(Entries from a dataset)
%%

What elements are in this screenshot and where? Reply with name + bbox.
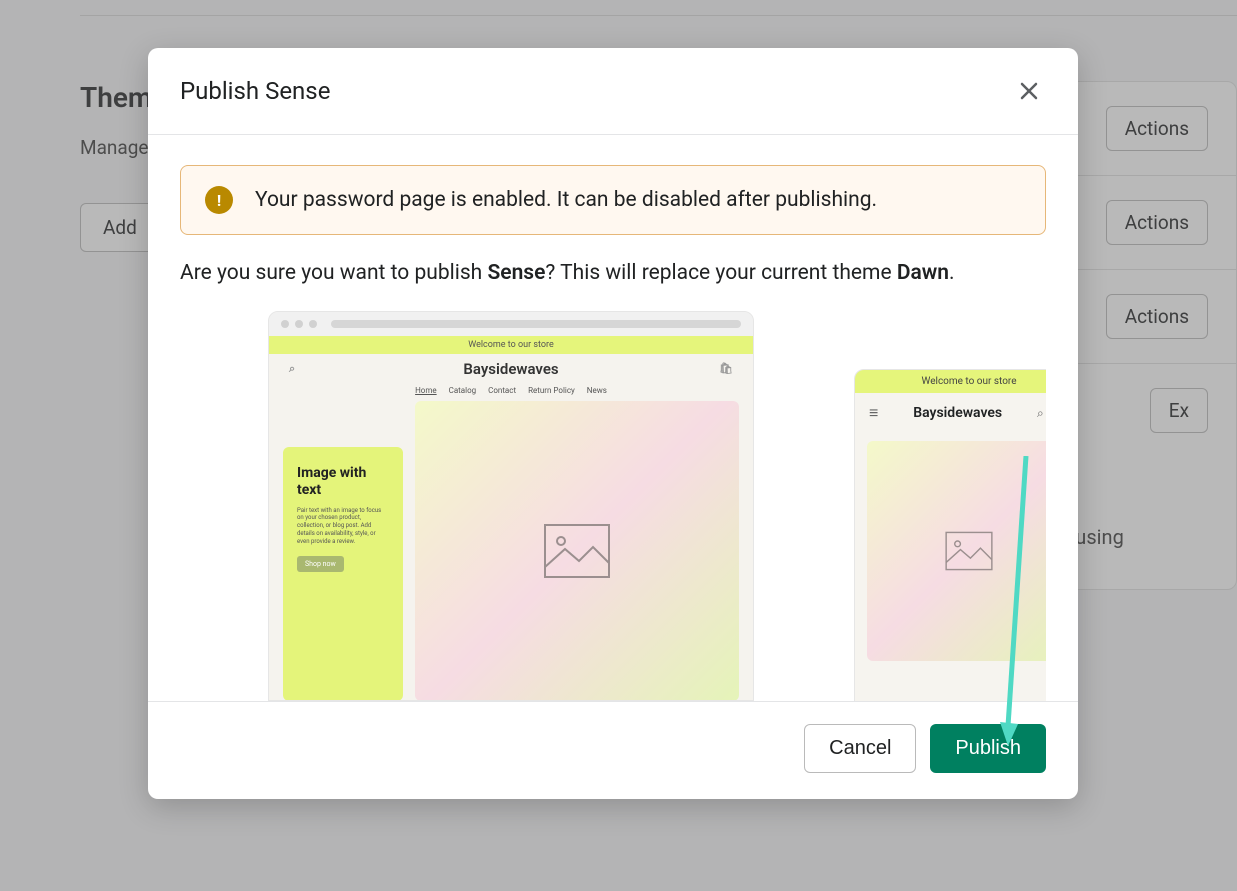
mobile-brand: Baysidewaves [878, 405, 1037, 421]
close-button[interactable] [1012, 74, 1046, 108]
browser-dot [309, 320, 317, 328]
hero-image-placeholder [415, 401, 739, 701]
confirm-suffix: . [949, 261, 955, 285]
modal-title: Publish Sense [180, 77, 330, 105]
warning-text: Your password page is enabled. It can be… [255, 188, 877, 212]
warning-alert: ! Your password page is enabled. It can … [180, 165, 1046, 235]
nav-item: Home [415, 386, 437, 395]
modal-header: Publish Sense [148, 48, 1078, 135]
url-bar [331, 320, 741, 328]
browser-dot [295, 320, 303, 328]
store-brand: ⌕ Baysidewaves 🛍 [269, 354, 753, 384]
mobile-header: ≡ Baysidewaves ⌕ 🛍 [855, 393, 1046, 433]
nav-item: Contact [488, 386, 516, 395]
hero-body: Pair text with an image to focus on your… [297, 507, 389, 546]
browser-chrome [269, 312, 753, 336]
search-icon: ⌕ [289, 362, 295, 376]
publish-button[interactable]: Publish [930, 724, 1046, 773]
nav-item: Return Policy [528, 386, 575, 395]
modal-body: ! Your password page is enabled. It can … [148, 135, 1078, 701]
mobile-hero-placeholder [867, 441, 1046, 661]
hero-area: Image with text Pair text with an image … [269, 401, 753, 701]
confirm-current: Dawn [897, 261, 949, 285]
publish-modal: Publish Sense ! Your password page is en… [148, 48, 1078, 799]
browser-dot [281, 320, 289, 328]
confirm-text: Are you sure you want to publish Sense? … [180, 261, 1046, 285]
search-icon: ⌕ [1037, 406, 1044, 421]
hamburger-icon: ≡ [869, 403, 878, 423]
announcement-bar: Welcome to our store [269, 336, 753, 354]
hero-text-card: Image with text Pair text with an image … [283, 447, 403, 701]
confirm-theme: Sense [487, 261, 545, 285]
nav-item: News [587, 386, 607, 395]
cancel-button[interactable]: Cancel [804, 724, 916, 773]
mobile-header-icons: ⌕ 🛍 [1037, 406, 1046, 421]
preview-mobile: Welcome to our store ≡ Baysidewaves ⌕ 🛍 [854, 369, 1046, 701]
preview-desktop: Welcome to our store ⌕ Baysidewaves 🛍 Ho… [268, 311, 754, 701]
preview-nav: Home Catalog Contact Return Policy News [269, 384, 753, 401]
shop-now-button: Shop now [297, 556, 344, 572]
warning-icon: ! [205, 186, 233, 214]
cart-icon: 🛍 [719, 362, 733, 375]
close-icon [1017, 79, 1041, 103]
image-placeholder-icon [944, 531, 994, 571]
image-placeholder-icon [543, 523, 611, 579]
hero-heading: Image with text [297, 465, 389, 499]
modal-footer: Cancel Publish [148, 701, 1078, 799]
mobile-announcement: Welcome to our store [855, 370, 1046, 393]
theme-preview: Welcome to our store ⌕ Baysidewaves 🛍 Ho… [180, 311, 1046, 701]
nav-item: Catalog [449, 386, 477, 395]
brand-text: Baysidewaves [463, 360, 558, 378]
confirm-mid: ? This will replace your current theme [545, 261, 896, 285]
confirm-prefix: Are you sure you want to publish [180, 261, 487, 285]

%%
%%

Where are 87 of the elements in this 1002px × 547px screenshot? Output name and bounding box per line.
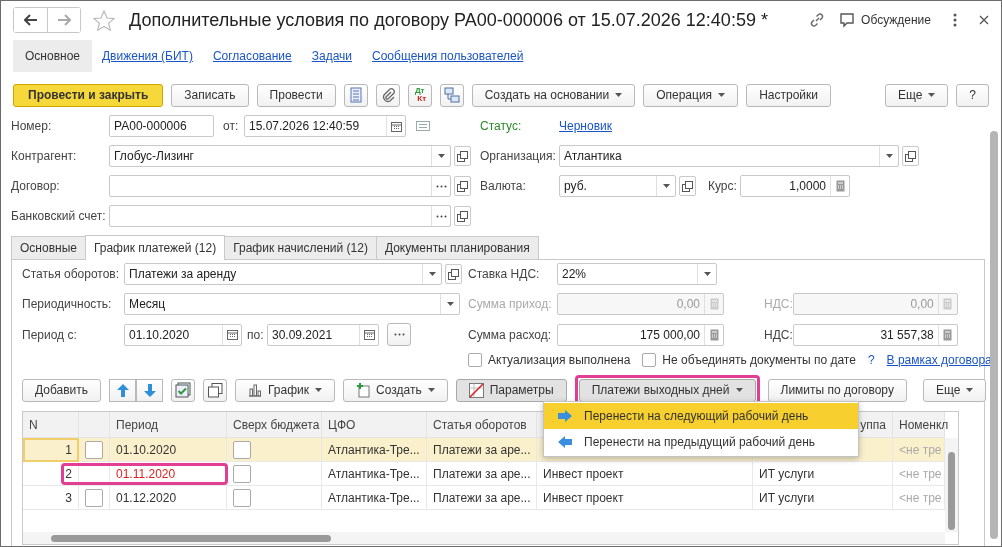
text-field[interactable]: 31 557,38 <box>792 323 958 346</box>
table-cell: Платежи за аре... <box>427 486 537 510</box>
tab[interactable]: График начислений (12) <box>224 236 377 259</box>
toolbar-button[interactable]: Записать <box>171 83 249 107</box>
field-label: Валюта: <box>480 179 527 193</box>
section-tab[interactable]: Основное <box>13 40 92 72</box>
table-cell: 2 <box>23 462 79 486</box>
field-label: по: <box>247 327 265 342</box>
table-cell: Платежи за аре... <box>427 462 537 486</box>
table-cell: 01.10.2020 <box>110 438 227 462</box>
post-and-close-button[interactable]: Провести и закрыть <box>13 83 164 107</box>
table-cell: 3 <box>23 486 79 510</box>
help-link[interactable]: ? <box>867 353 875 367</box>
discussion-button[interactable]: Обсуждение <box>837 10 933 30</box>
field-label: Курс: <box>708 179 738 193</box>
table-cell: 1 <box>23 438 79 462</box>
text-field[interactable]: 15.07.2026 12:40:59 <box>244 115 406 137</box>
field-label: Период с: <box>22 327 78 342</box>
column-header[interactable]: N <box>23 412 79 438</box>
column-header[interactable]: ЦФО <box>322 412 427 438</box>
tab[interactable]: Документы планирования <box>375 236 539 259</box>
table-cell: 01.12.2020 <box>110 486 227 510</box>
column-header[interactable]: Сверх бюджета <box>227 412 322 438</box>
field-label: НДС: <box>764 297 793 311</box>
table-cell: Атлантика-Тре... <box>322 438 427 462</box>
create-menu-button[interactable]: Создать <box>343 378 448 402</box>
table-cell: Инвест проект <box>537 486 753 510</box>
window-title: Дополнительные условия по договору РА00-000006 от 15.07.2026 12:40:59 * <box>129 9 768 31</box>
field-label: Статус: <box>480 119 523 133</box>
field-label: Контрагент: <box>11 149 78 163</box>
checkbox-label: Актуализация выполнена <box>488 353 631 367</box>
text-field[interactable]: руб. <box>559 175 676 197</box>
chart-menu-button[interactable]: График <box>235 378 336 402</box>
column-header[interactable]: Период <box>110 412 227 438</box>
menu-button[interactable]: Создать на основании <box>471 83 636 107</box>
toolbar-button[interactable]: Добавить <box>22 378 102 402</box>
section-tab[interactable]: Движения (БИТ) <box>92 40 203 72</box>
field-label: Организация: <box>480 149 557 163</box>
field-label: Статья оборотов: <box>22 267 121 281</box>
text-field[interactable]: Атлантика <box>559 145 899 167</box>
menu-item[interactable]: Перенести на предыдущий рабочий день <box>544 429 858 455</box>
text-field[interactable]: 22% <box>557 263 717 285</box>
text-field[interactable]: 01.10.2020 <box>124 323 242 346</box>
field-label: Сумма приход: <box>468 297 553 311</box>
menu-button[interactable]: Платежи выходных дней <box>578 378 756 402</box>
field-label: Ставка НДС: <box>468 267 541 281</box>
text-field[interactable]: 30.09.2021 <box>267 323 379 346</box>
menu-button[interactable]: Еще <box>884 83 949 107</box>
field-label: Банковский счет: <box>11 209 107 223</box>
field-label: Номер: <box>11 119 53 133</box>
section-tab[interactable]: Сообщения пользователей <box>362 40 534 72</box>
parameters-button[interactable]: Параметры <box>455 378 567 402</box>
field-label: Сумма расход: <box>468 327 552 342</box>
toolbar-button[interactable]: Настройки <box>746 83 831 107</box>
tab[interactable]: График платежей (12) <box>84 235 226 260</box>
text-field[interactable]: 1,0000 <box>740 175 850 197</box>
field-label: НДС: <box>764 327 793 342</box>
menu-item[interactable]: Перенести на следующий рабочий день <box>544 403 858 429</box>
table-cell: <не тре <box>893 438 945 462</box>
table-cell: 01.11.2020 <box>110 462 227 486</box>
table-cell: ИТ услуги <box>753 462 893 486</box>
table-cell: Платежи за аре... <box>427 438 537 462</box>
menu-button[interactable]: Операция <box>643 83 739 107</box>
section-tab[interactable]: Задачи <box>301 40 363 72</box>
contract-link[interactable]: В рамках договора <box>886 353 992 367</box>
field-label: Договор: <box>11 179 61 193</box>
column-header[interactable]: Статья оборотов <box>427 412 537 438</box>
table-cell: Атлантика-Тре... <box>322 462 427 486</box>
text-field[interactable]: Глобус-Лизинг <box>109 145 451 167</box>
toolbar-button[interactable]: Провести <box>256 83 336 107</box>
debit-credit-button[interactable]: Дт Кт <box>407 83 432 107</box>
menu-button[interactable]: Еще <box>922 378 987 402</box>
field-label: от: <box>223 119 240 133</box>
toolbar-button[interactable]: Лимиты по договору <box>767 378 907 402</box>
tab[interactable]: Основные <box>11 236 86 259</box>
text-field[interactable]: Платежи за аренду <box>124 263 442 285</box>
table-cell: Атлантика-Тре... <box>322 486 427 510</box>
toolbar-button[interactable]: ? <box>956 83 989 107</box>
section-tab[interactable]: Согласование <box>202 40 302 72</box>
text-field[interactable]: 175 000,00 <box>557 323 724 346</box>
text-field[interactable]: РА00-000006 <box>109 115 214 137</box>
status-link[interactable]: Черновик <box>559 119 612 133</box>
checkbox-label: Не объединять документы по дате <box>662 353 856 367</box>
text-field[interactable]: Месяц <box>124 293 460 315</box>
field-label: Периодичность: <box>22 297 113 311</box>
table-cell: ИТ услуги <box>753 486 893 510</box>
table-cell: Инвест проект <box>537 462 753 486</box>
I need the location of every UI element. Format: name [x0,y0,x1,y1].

%%

▶ _REQUIRED TASK_
Repeat the lines of the records exactly, starting with the line that contains "mobile-brand: Baysidewaves [878, 405, 1037, 421]" and ending after the line that contains "nav-item: Contact [488, 386, 516, 395]".

▶ _RESULT_
mobile-brand: Baysidewaves [878, 405, 1037, 421]
close-button[interactable] [1012, 74, 1046, 108]
browser-dot [309, 320, 317, 328]
hero-image-placeholder [415, 401, 739, 701]
confirm-suffix: . [949, 261, 955, 285]
modal-title: Publish Sense [180, 77, 330, 105]
warning-text: Your password page is enabled. It can be… [255, 188, 877, 212]
warning-alert: ! Your password page is enabled. It can … [180, 165, 1046, 235]
nav-item: Home [415, 386, 437, 395]
modal-header: Publish Sense [148, 48, 1078, 135]
url-bar [331, 320, 741, 328]
browser-dot [295, 320, 303, 328]
store-brand: ⌕ Baysidewaves 🛍 [269, 354, 753, 384]
mobile-header: ≡ Baysidewaves ⌕ 🛍 [855, 393, 1046, 433]
nav-item: Contact [488, 386, 516, 395]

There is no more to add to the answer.